* **Goal of the exercise**
Copy every line of the records below that holds the word "system".
### Provided entries ###
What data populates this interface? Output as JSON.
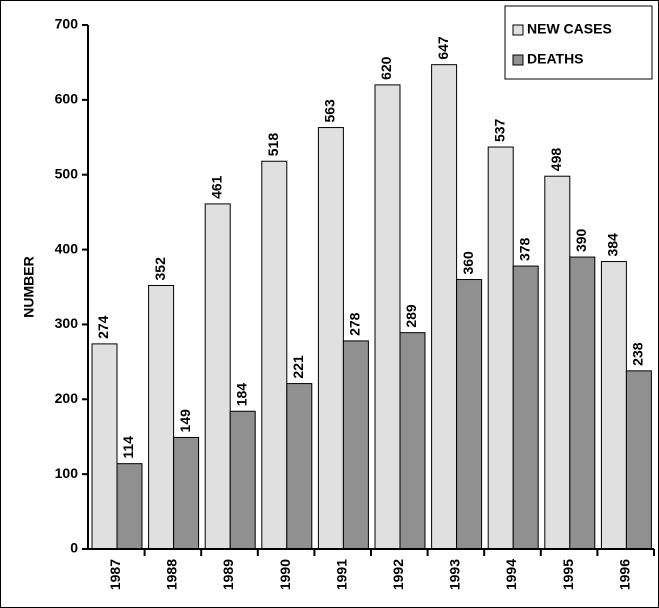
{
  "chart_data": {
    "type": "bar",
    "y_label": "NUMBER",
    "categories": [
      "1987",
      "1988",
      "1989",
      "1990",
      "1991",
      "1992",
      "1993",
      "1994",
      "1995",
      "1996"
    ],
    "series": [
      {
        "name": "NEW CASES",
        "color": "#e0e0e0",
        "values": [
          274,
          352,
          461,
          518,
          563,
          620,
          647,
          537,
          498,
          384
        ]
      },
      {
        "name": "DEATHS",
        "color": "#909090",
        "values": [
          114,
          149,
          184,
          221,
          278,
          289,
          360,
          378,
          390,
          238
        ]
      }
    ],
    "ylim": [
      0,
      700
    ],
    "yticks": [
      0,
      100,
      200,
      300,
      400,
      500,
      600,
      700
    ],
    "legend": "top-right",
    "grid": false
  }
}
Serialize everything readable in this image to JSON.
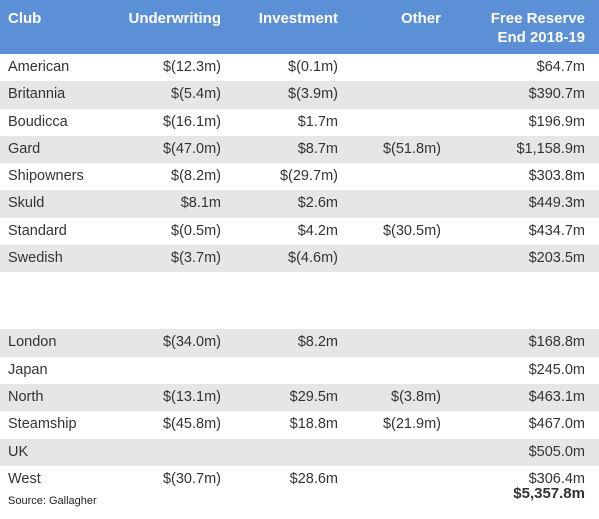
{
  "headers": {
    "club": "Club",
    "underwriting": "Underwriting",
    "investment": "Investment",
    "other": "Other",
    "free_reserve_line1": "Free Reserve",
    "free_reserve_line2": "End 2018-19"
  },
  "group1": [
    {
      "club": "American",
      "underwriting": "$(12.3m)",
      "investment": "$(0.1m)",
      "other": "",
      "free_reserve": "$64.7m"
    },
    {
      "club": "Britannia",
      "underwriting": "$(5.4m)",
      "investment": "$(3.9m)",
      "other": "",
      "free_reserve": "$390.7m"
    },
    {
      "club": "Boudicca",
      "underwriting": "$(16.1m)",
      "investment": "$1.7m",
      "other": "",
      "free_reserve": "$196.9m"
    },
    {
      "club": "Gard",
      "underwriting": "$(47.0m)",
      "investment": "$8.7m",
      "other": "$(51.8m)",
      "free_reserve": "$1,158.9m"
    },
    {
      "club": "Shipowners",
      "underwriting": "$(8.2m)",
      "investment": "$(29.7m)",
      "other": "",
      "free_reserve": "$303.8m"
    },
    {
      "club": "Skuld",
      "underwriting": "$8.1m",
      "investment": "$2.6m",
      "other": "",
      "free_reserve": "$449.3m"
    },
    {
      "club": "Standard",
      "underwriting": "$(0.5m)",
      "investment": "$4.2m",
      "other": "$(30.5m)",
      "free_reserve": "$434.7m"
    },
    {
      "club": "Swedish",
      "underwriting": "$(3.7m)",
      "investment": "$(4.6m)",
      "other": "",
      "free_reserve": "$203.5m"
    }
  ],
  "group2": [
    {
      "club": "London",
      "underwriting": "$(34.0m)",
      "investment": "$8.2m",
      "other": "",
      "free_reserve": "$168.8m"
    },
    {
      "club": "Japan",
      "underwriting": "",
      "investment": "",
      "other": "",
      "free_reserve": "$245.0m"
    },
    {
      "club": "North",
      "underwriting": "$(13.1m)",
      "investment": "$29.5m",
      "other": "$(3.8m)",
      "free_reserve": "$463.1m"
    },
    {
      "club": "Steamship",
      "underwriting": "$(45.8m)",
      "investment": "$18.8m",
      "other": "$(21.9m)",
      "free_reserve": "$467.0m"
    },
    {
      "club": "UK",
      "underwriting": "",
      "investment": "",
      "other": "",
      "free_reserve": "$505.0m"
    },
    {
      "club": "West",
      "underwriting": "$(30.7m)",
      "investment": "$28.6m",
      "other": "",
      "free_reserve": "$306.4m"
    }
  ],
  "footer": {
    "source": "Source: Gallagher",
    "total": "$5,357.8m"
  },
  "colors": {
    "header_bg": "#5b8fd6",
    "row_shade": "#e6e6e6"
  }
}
###
### Provided entries ###
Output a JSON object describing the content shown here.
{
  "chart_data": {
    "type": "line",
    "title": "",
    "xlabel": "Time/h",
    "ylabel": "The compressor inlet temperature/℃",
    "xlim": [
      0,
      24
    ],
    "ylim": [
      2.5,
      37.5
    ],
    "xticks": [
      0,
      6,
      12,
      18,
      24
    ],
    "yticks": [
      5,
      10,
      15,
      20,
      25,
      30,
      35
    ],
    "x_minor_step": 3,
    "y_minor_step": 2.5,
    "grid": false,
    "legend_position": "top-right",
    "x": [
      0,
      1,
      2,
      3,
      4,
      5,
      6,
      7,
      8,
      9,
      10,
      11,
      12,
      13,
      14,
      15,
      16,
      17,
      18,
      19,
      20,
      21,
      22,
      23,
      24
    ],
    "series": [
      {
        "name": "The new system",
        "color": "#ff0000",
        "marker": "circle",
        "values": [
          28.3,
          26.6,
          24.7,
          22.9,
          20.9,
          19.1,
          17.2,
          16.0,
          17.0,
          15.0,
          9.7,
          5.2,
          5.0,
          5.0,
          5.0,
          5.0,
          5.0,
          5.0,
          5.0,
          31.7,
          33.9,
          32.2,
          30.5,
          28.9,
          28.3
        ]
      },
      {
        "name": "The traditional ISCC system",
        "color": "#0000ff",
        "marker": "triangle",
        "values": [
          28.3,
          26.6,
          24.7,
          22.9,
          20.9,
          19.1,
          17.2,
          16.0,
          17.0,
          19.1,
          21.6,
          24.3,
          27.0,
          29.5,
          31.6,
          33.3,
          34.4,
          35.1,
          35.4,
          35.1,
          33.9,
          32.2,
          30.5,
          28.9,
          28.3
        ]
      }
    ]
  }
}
###
* **Answer to the task**
        "name": "The new system",
        "name": "The traditional ISCC system",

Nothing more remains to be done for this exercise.